Oleh: Dr. Taufan Hunneman
Ketua Forum Bersama Bhinneka Tunggal Ika dan Dosen UCIC Cirebon
KONSEPNEWS – Demokrasi Pancasila merupakan sistem pemerintahan yang mengutamakan kepentingan rakyat dengan berlandaskan nilai-nilai Pancasila.
Nilai-nilai tersebut meliputi Ketuhanan Yang Maha Esa, Kemanusiaan Yang Adil dan Beradab, Persatuan Indonesia, Kerakyatan Yang Dipimpin oleh Hikmat Kebijaksanaan dalam Permusyawaratan/Perwakilan, serta Keadilan Sosial bagi Seluruh Rakyat Indonesia.
Globalisasi dan perkembangan teknologi telah membawa dampak besar pada kehidupan masyarakat.
Banyaknya ideologi alternatif melalui media informasi telah membuat masyarakat mengalami penurunan intensitas pembelajaran Pancasila dan kurangnya efektivitas serta daya tarik pembelajaran Pancasila.
Oleh karena itu, perlu adanya kewaspadaan nasional terhadap ideologi baru dan penanaman nilai-nilai Pancasila kepada generasi muda.
Salah satu ideologi yang masuk ke Indonesia dan mengubah wajah demokrasi Pancasila adalah Demokrasi Liberal.
Dalam Demokrasi Liberal, keputusan politik dibuat melalui pemilihan umum yang bebas dan adil di mana setiap warga negara memiliki hak suara yang sama.
Dalam konteks ini, tak ada yang salah dengan ekspresi kebebasan dan keadilan, dimana setiap warga negara memiliki hal yang sama dalam memilih pemimpinnya.
Namun, berubahnya pendulum politik Indonesia dari Demokrasi Pancasila menuju Demokrasi Liberal mengubah dinamika politik dalam negeri, khususnya pasca reformasi.

•••••

Tugas yang Dikerjakan ::
1 – Salin persis bagian kutipan tentang Demokrasi Pancasila dari "Globalisasi dan perkembangan" sampai "dalam memilih pemimpinnya.".
2 – Tentukan apakah setiap pernyataan berikut sesuai dengan kutipan tentang Demokrasi Pancasila. Jawab ya atau tidak, lalu sertakan kata-kata penentu dari kutipan itu secara persis.
(a) Nilai-nilai Pancasila mencakup Persatuan Indonesia.
(b) Dalam Demokrasi Liberal, hanya sebagian warga negara yang memiliki hak suara.
(c) Pergeseran dari Demokrasi Pancasila menuju Demokrasi Liberal mengubah dinamika politik dalam negeri.
3 – Teruskan kutipan tentang Demokrasi Pancasila mulai setelah kalimat terakhirnya.
Materi yang menyusul tidak diperlukan.

•••••

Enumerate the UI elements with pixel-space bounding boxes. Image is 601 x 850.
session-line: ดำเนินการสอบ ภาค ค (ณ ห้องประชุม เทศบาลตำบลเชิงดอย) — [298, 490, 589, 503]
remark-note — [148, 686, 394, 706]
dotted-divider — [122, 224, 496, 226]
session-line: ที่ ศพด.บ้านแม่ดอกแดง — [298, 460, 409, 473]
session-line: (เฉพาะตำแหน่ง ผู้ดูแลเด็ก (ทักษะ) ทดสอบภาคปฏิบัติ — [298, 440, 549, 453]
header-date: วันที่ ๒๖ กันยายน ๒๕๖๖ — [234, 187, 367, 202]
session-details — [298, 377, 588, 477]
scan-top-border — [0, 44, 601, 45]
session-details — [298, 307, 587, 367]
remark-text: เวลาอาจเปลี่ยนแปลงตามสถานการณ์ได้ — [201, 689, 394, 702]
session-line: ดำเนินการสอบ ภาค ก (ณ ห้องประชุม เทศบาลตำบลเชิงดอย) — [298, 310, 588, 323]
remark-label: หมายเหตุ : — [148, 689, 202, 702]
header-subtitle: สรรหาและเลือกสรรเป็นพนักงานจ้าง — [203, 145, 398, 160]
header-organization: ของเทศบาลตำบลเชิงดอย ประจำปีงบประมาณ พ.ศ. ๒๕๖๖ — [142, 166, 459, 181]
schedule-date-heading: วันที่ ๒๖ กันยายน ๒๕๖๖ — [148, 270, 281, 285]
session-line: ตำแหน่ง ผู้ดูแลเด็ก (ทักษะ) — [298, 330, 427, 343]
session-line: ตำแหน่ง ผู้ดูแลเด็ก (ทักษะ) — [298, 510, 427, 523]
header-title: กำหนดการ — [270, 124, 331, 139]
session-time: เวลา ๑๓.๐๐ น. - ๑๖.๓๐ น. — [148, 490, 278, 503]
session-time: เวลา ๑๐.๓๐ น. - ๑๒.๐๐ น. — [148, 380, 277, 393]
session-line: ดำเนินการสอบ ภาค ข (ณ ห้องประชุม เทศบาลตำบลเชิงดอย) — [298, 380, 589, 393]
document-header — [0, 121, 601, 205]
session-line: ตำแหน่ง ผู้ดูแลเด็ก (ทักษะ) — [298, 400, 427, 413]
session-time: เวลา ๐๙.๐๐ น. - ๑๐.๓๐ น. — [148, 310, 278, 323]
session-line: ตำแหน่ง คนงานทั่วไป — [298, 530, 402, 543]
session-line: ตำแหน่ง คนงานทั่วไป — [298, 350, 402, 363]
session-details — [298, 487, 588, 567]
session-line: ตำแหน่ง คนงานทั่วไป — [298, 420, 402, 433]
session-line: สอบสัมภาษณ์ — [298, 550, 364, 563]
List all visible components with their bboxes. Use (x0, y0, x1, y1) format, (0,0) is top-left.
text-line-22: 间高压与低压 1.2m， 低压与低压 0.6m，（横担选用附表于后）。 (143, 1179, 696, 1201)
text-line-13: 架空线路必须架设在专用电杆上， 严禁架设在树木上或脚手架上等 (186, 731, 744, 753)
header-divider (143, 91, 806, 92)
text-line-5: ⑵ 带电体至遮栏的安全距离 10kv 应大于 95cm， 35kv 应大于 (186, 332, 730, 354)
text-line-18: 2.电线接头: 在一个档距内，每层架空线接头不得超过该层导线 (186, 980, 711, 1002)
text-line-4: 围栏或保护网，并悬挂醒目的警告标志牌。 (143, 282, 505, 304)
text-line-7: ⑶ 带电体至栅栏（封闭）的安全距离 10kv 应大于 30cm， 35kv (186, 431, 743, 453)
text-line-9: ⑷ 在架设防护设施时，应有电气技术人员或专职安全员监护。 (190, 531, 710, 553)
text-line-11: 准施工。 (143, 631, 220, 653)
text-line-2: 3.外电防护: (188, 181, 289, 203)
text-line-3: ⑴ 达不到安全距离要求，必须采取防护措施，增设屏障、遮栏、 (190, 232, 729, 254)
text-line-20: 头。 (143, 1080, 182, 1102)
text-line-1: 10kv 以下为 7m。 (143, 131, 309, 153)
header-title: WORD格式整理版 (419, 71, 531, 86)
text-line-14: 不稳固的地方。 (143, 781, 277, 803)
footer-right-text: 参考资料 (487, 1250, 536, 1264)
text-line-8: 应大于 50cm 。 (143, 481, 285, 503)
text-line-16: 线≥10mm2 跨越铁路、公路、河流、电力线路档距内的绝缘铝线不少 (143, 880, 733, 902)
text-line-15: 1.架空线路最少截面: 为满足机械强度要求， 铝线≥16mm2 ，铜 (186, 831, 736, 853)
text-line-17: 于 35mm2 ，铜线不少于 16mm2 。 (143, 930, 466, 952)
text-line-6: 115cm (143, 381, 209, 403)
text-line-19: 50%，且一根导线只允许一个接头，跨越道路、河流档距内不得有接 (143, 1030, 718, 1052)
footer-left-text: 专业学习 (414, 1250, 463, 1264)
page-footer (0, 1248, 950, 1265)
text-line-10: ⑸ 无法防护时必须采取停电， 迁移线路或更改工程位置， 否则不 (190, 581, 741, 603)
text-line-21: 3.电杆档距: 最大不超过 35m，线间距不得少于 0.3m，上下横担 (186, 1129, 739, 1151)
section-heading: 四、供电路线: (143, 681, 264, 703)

•••••

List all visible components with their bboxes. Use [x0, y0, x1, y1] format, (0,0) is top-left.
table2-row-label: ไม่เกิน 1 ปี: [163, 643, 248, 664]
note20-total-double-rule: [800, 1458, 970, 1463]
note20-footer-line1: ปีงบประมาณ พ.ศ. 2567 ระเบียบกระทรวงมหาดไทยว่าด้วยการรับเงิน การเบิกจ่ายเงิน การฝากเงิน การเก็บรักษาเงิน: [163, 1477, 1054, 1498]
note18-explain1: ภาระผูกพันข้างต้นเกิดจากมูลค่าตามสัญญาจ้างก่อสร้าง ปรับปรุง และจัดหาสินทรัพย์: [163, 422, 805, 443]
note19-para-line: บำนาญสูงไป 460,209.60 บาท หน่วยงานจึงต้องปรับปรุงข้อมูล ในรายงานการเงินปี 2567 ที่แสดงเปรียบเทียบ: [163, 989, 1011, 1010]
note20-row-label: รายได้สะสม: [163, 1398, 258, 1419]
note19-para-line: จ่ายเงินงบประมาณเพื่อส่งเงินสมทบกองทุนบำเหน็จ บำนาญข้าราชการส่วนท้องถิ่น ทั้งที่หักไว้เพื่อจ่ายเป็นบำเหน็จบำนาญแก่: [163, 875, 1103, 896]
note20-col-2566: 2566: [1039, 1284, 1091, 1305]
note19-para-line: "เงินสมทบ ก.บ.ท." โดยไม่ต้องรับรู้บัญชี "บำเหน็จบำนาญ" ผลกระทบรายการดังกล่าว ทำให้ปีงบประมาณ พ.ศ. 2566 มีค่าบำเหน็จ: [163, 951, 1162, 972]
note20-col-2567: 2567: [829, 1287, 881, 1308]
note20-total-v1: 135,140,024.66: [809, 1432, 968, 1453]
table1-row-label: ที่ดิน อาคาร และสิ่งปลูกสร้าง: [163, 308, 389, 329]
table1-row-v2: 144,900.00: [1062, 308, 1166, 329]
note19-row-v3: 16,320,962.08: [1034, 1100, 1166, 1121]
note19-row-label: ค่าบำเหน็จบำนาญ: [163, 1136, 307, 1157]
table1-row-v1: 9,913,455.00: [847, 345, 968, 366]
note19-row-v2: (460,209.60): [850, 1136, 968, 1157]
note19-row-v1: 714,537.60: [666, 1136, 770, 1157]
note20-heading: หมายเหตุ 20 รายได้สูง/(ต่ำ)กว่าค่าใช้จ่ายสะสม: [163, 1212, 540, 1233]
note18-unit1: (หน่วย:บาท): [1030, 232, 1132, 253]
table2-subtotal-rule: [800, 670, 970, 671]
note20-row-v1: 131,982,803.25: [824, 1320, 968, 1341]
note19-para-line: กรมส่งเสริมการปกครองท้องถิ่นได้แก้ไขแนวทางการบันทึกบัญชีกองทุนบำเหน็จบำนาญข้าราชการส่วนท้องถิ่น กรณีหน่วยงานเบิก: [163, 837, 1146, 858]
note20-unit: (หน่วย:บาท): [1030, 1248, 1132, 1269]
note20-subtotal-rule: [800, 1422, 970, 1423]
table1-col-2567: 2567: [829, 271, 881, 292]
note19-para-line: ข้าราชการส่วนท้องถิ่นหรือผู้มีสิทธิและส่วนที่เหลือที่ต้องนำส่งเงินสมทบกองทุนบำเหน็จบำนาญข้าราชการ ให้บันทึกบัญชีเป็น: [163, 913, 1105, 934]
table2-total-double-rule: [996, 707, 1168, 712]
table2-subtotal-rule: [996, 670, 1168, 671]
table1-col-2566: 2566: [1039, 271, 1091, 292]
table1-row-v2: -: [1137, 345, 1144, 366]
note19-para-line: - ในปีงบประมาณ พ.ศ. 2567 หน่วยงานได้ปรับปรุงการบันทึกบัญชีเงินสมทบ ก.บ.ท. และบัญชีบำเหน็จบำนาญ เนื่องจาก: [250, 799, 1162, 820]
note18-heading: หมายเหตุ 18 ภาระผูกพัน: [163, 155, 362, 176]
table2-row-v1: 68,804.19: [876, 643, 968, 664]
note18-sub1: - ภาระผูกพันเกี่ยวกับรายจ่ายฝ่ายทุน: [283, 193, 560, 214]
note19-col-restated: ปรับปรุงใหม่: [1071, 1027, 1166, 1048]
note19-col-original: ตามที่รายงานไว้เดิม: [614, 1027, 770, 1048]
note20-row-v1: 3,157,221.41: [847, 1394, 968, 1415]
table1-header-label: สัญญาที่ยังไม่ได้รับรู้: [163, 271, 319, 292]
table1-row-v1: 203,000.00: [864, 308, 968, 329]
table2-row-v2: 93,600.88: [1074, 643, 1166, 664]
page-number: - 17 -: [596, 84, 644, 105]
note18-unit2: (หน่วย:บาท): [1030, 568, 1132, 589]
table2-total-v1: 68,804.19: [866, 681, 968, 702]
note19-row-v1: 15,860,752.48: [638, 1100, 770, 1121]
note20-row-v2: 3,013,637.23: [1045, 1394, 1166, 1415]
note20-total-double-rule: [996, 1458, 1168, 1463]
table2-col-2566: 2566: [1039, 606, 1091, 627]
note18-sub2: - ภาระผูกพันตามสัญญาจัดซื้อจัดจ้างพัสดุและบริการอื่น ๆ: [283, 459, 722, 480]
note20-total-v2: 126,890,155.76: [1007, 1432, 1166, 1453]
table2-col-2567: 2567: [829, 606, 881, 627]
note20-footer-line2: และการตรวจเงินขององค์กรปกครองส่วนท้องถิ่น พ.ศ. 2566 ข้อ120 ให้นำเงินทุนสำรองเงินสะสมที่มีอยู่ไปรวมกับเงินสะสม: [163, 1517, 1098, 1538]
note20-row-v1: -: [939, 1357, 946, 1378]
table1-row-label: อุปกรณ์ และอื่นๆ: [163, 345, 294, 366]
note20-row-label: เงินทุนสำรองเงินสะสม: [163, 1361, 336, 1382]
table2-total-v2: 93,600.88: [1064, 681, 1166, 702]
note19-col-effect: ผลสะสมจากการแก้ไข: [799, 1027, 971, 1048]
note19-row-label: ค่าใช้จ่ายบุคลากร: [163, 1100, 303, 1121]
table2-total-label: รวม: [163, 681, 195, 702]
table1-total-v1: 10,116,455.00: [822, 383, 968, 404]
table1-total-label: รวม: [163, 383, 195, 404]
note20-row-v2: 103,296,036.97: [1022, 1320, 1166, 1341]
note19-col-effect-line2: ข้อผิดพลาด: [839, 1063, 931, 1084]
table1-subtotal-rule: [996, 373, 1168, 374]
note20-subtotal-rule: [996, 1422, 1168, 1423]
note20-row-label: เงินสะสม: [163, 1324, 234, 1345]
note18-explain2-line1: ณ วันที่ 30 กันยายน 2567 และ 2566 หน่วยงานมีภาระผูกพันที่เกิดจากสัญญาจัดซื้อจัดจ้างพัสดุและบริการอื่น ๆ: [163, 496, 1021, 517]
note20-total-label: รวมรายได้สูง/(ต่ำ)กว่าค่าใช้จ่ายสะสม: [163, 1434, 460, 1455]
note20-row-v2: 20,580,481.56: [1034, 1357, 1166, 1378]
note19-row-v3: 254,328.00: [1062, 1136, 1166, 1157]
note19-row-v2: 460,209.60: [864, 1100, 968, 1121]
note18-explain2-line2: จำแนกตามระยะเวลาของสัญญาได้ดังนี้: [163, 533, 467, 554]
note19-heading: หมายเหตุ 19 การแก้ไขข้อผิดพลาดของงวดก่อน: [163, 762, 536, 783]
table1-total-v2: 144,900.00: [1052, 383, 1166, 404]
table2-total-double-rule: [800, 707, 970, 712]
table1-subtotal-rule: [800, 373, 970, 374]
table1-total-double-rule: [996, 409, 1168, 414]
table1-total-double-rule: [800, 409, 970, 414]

•••••

Jawaban Tugas ::
1 –
Globalisasi dan perkembangan teknologi telah membawa dampak besar pada kehidupan masyarakat.
Banyaknya ideologi alternatif melalui media informasi telah membuat masyarakat mengalami penurunan intensitas pembelajaran Pancasila dan kurangnya efektivitas serta daya tarik pembelajaran Pancasila.
Oleh karena itu, perlu adanya kewaspadaan nasional terhadap ideologi baru dan penanaman nilai-nilai Pancasila kepada generasi muda.
Salah satu ideologi yang masuk ke Indonesia dan mengubah wajah demokrasi Pancasila adalah Demokrasi Liberal.
Dalam Demokrasi Liberal, keputusan politik dibuat melalui pemilihan umum yang bebas dan adil di mana setiap warga negara memiliki hak suara yang sama.
Dalam konteks ini, tak ada yang salah dengan ekspresi kebebasan dan keadilan, dimana setiap warga negara memiliki hal yang sama dalam memilih pemimpinnya.

2 –
(a) Ya: "Persatuan Indonesia".
(b) Tidak: "setiap warga negara memiliki hak suara yang sama".
(c) Ya: "mengubah dinamika politik dalam negeri, khususnya pasca reformasi".

3 –
Salah satu yang paling kentara adalah berubahnya sistem pemilihan kepala daerah di Indonesia dari sistem musyawarah untuk mufakat, menjadi pemilihan langsung.
Praktik ini sudah berjalan selama dua dekade. Pemilihan kepala daerah langsung pertama kali dilakukan pada 2005.
Masyarakat mendapatkan pengalaman baru memilih calon pemimpinnya secara langsung.
Awalnya, banyak pihak yang menilai ini adalah model pemilihan kepala daerah yang ideal.
Namun tak banyak yang menyadari kalau model pemilihan seperti ini bercorak liberal dan menyimpang dari nilai-nilai Demokrasi Pancasila.
Dalam Demokrasi Pancasila kita mengenal konsep musyawarah mufakat, sebagaimana yang tertuang dalam sila ke-4 Pancasila.
Semangat itu harus diimplemantasikan dalam semua lini kehidupan rakyat Indonesia, termasuk memilih kepala daerah.
Sistem tersebut telah berjalan sebelum reformasi, dimana kepala daerah dipilih melalui perwakilan masyarakat di DPRD melalui mekanisme musyawarah.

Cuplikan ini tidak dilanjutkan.